■ Figure dataset records:
= = = = = = =

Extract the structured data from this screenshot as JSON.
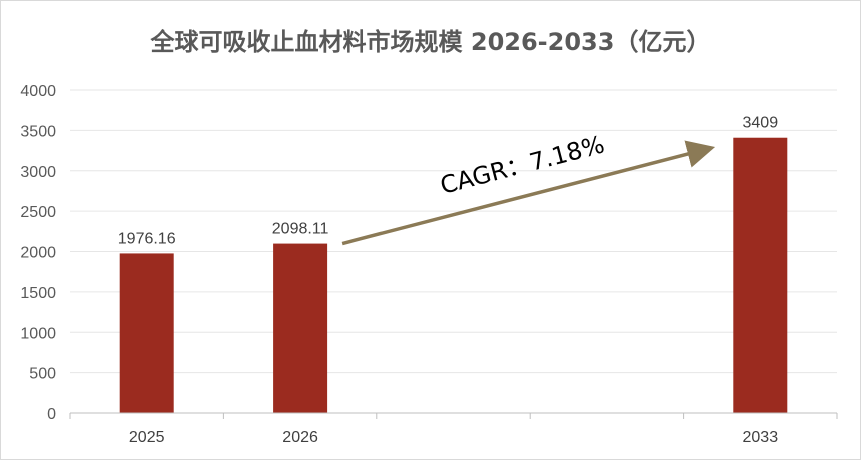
{
  "chart_data": {
    "type": "bar",
    "title": "全球可吸收止血材料市场规模 2026-2033（亿元）",
    "categories": [
      "2025",
      "2026",
      "",
      "",
      "2033"
    ],
    "values": [
      1976.16,
      2098.11,
      null,
      null,
      3409
    ],
    "data_labels": [
      "1976.16",
      "2098.11",
      "",
      "",
      "3409"
    ],
    "y_ticks": [
      "0",
      "500",
      "1000",
      "1500",
      "2000",
      "2500",
      "3000",
      "3500",
      "4000"
    ],
    "ylim": [
      0,
      4000
    ],
    "grid": true,
    "legend": "none",
    "bar_color": "#9b2b1f",
    "annotation": {
      "text": "CAGR：7.18%",
      "from_category": "2026",
      "to_category": "2033",
      "arrow_color": "#8b7a56"
    }
  }
}
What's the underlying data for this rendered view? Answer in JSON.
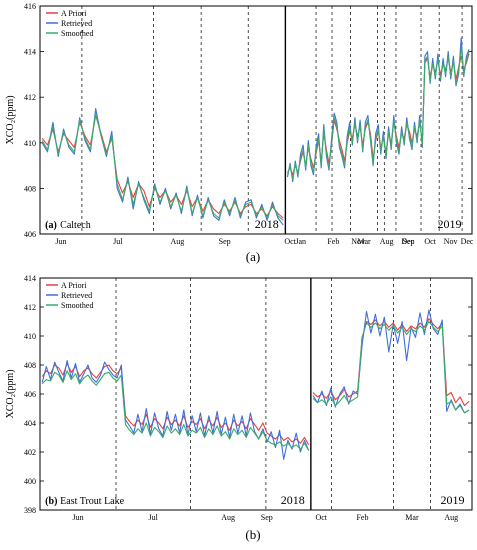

= = = = = = =

■ WHAT TO WORK ON:
Leave out the pictures and copy every record above exactly.

■ EXERCISE OUTPUT:
Extract the structured data from this screenshot as JSON.
{
  "chart_data": {
    "type": "bar",
    "title": "全球可吸收止血材料市场规模 2026-2033（亿元）",
    "categories": [
      "2025",
      "2026",
      "",
      "",
      "2033"
    ],
    "values": [
      1976.16,
      2098.11,
      null,
      null,
      3409
    ],
    "data_labels": [
      "1976.16",
      "2098.11",
      "",
      "",
      "3409"
    ],
    "y_ticks": [
      "0",
      "500",
      "1000",
      "1500",
      "2000",
      "2500",
      "3000",
      "3500",
      "4000"
    ],
    "ylim": [
      0,
      4000
    ],
    "grid": true,
    "legend": "none",
    "bar_color": "#9b2b1f",
    "annotation": {
      "text": "CAGR：7.18%",
      "from_category": "2026",
      "to_category": "2033",
      "arrow_color": "#8b7a56"
    }
  }
}
What's the underlying data for this rendered view? Answer in JSON.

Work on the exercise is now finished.